-- EXERCISE REQUIREMENTS --
In the records below, count every line containing "Mexico". Reply with the number only.

-- PROVIDED ENTRIES --
——————

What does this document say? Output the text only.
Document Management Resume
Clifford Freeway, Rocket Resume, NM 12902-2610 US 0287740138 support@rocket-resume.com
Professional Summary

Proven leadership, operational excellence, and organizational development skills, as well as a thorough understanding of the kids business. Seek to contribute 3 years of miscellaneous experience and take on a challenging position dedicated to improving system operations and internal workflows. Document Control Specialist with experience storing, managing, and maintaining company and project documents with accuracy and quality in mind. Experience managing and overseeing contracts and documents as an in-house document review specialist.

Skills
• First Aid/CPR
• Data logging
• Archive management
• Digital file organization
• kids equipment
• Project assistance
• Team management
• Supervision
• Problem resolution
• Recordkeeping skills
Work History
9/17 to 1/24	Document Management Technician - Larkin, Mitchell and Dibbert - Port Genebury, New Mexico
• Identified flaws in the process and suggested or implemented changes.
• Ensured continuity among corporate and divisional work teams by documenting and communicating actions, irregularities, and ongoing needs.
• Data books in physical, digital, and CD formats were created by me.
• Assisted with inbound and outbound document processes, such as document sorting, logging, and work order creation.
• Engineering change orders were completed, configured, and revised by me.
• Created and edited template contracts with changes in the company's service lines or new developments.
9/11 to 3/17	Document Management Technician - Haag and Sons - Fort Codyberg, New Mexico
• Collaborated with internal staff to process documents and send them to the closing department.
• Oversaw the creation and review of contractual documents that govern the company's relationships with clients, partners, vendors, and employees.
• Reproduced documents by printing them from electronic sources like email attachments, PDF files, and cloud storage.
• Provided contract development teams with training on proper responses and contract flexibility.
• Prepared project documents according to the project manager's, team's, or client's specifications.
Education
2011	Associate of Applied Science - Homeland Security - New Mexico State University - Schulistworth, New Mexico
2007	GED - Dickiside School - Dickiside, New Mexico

——————

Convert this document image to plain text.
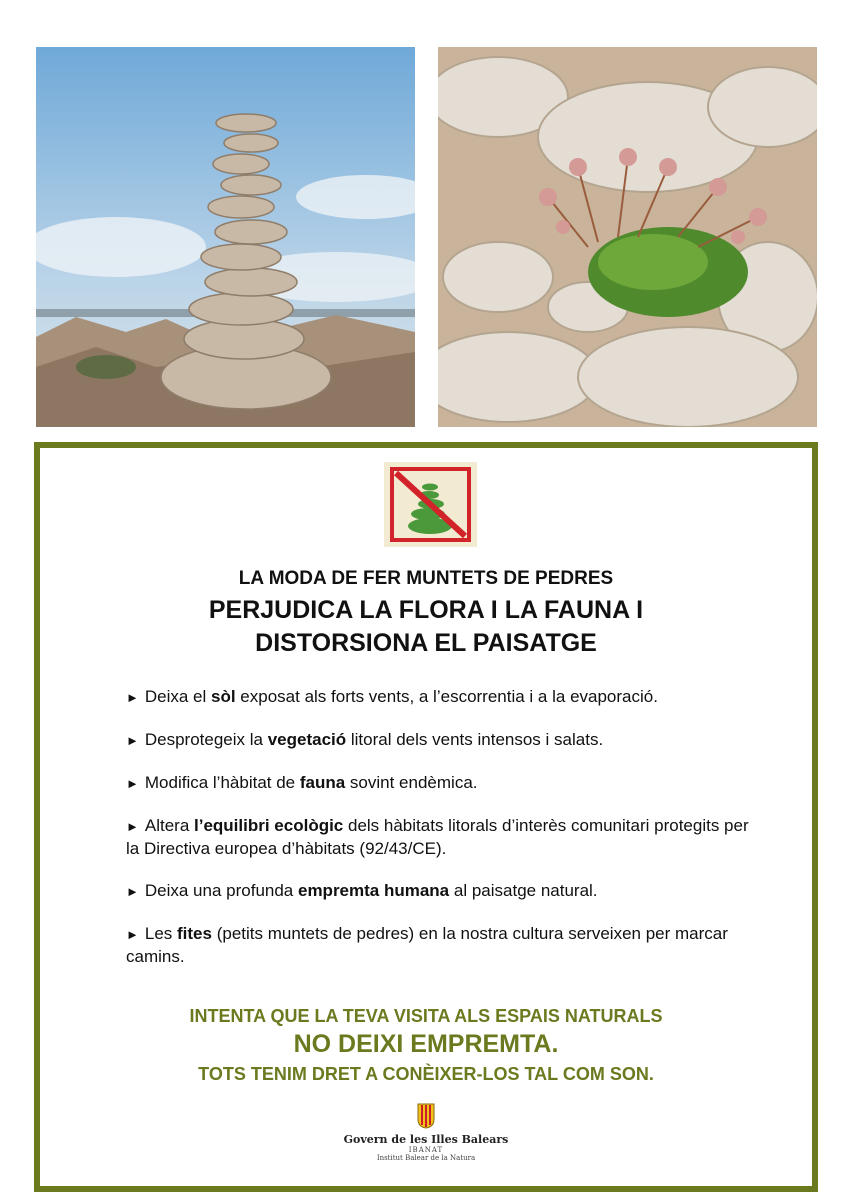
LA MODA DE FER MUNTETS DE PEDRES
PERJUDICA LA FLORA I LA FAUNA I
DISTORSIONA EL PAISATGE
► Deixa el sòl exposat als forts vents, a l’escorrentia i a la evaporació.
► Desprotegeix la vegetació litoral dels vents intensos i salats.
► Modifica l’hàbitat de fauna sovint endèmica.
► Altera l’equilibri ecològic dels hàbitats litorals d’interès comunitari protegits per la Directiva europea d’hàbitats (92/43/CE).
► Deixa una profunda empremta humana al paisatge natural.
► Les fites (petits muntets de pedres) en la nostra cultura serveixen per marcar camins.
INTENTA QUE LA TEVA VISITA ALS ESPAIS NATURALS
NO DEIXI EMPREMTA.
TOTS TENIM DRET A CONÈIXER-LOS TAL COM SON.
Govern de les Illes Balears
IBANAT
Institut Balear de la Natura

——————

-- RESPONSE TO THE TASK --
4